A run of records:
------

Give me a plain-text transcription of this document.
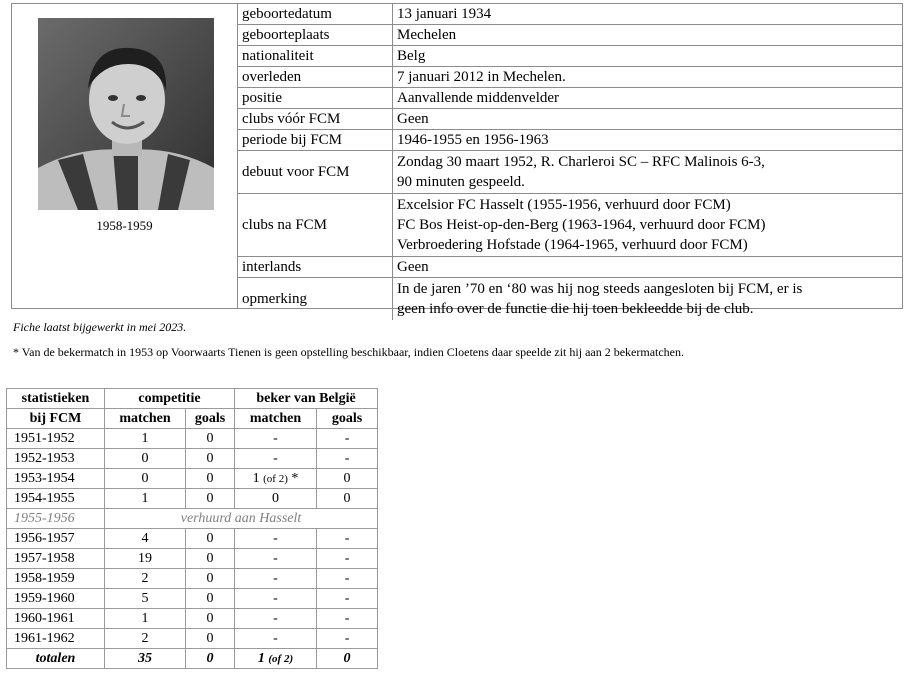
1958-1959
geboortedatum	13 januari 1934

geboorteplaats	Mechelen

nationaliteit	Belg

overleden	7 januari 2012 in Mechelen.

positie	Aanvallende middenvelder

clubs vóór FCM	Geen

periode bij FCM	1946-1955 en 1956-1963

debuut voor FCM	Zondag 30 maart 1952, R. Charleroi SC – RFC Malinois 6-3,
90 minuten gespeeld.

clubs na FCM	Excelsior FC Hasselt (1955-1956, verhuurd door FCM)
FC Bos Heist-op-den-Berg (1963-1964, verhuurd door FCM)
Verbroedering Hofstade (1964-1965, verhuurd door FCM)

interlands	Geen

opmerking	In de jaren ’70 en ‘80 was hij nog steeds aangesloten bij FCM, er is
geen info over de functie die hij toen bekleedde bij de club.
Fiche laatst bijgewerkt in mei 2023.
* Van de bekermatch in 1953 op Voorwaarts Tienen is geen opstelling beschikbaar, indien Cloetens daar speelde zit hij aan 2 bekermatchen.
statistieken	competitie		beker van België	
bij FCM	matchen	goals	matchen	goals
1951-1952	1	0	-	-
1952-1953	0	0	-	-
1953-1954	0	0	1 (of 2) *	0
1954-1955	1	0	0	0
1955-1956	verhuurd aan Hasselt			
1956-1957	4	0	-	-
1957-1958	19	0	-	-
1958-1959	2	0	-	-
1959-1960	5	0	-	-
1960-1961	1	0	-	-
1961-1962	2	0	-	-
totalen	35	0	1 (of 2)	0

------

Work to complete: Images in the records should not be copied. Repeat all the rest exactly.

Written solution:
Give me a plain-text transcription of this document.
1958-1959
geboortedatum	13 januari 1934

geboorteplaats	Mechelen

nationaliteit	Belg

overleden	7 januari 2012 in Mechelen.

positie	Aanvallende middenvelder

clubs vóór FCM	Geen

periode bij FCM	1946-1955 en 1956-1963

debuut voor FCM	Zondag 30 maart 1952, R. Charleroi SC – RFC Malinois 6-3,
90 minuten gespeeld.

clubs na FCM	Excelsior FC Hasselt (1955-1956, verhuurd door FCM)
FC Bos Heist-op-den-Berg (1963-1964, verhuurd door FCM)
Verbroedering Hofstade (1964-1965, verhuurd door FCM)

interlands	Geen

opmerking	In de jaren ’70 en ‘80 was hij nog steeds aangesloten bij FCM, er is
geen info over de functie die hij toen bekleedde bij de club.
Fiche laatst bijgewerkt in mei 2023.
* Van de bekermatch in 1953 op Voorwaarts Tienen is geen opstelling beschikbaar, indien Cloetens daar speelde zit hij aan 2 bekermatchen.
statistieken	competitie		beker van België	
bij FCM	matchen	goals	matchen	goals
1951-1952	1	0	-	-
1952-1953	0	0	-	-
1953-1954	0	0	1 (of 2) *	0
1954-1955	1	0	0	0
1955-1956	verhuurd aan Hasselt			
1956-1957	4	0	-	-
1957-1958	19	0	-	-
1958-1959	2	0	-	-
1959-1960	5	0	-	-
1960-1961	1	0	-	-
1961-1962	2	0	-	-
totalen	35	0	1 (of 2)	0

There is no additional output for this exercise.